STATED PROBLEM: Reproduce, line for line, the listing from the line with "1001, 1151, 1063]" up to and including the line with "1063, 1151, 1125]".
## BEGIN LISTING
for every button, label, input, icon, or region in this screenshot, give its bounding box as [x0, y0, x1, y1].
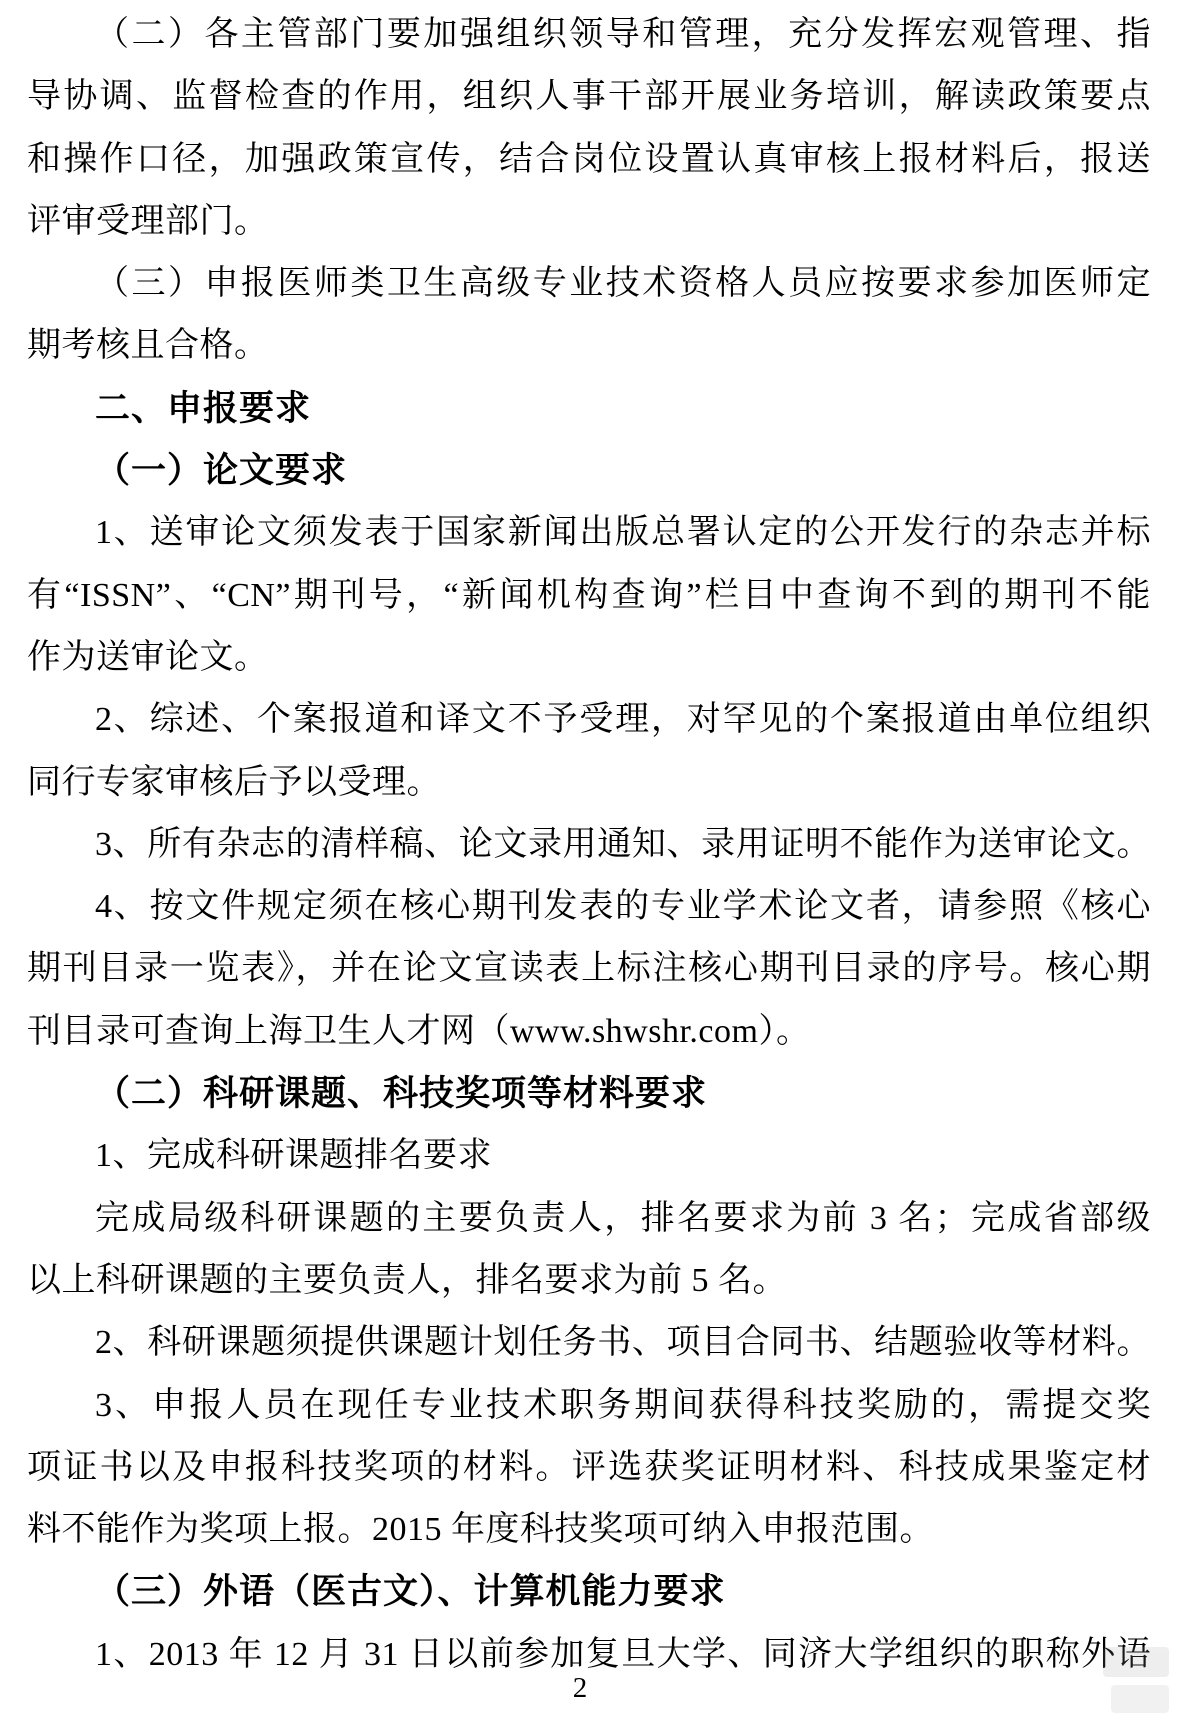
text-line: 刊目录可查询上海卫生人才网（www.shwshr.com）。	[27, 1001, 1151, 1063]
text-line: （二）各主管部门要加强组织领导和管理，充分发挥宏观管理、指	[27, 4, 1151, 66]
text-line: 项证书以及申报科技奖项的材料。评选获奖证明材料、科技成果鉴定材	[27, 1437, 1151, 1499]
document-body: （二）各主管部门要加强组织领导和管理，充分发挥宏观管理、指导协调、监督检查的作用…	[27, 4, 1151, 1686]
text-line: 1、送审论文须发表于国家新闻出版总署认定的公开发行的杂志并标	[27, 502, 1151, 564]
text-line: 导协调、监督检查的作用，组织人事干部开展业务培训，解读政策要点	[27, 66, 1151, 128]
text-line: 期考核且合格。	[27, 315, 1151, 377]
text-line: 2、综述、个案报道和译文不予受理，对罕见的个案报道由单位组织	[27, 689, 1151, 751]
document-page: （二）各主管部门要加强组织领导和管理，充分发挥宏观管理、指导协调、监督检查的作用…	[0, 0, 1181, 1723]
heading-line: （一）论文要求	[27, 440, 1151, 502]
text-line: 2、科研课题须提供课题计划任务书、项目合同书、结题验收等材料。	[27, 1312, 1151, 1374]
heading-line: （二）科研课题、科技奖项等材料要求	[27, 1063, 1151, 1125]
text-line: 作为送审论文。	[27, 627, 1151, 689]
text-line: 料不能作为奖项上报。2015 年度科技奖项可纳入申报范围。	[27, 1499, 1151, 1561]
page-number: 2	[0, 1672, 1160, 1705]
heading-line: （三）外语（医古文）、计算机能力要求	[27, 1561, 1151, 1623]
text-line: 期刊目录一览表》，并在论文宣读表上标注核心期刊目录的序号。核心期	[27, 938, 1151, 1000]
text-line: 4、按文件规定须在核心期刊发表的专业学术论文者，请参照《核心	[27, 876, 1151, 938]
heading-line: 二、申报要求	[27, 378, 1151, 440]
text-line: 3、所有杂志的清样稿、论文录用通知、录用证明不能作为送审论文。	[27, 814, 1151, 876]
text-line: 以上科研课题的主要负责人，排名要求为前 5 名。	[27, 1250, 1151, 1312]
text-line: 3、申报人员在现任专业技术职务期间获得科技奖励的，需提交奖	[27, 1375, 1151, 1437]
text-line: 评审受理部门。	[27, 191, 1151, 253]
text-line: 和操作口径，加强政策宣传，结合岗位设置认真审核上报材料后，报送	[27, 129, 1151, 191]
text-line: 有“ISSN”、“CN”期刊号，“新闻机构查询”栏目中查询不到的期刊不能	[27, 565, 1151, 627]
text-line: （三）申报医师类卫生高级专业技术资格人员应按要求参加医师定	[27, 253, 1151, 315]
text-line: 完成局级科研课题的主要负责人，排名要求为前 3 名；完成省部级	[27, 1188, 1151, 1250]
text-line: 同行专家审核后予以受理。	[27, 752, 1151, 814]
text-line: 1、完成科研课题排名要求	[27, 1125, 1151, 1187]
## END LISTING
EXERCISE SOLUTION:
text-line: 刊目录可查询上海卫生人才网（www.shwshr.com）。	[27, 1001, 1151, 1063]
text-line: （二）各主管部门要加强组织领导和管理，充分发挥宏观管理、指	[27, 4, 1151, 66]
text-line: 项证书以及申报科技奖项的材料。评选获奖证明材料、科技成果鉴定材	[27, 1437, 1151, 1499]
document-body: （二）各主管部门要加强组织领导和管理，充分发挥宏观管理、指导协调、监督检查的作用…	[27, 4, 1151, 1686]
text-line: 1、送审论文须发表于国家新闻出版总署认定的公开发行的杂志并标	[27, 502, 1151, 564]
text-line: 导协调、监督检查的作用，组织人事干部开展业务培训，解读政策要点	[27, 66, 1151, 128]
text-line: 期考核且合格。	[27, 315, 1151, 377]
text-line: 2、综述、个案报道和译文不予受理，对罕见的个案报道由单位组织	[27, 689, 1151, 751]
document-page: （二）各主管部门要加强组织领导和管理，充分发挥宏观管理、指导协调、监督检查的作用…	[0, 0, 1181, 1723]
heading-line: （一）论文要求	[27, 440, 1151, 502]
text-line: 2、科研课题须提供课题计划任务书、项目合同书、结题验收等材料。	[27, 1312, 1151, 1374]
heading-line: （二）科研课题、科技奖项等材料要求	[27, 1063, 1151, 1125]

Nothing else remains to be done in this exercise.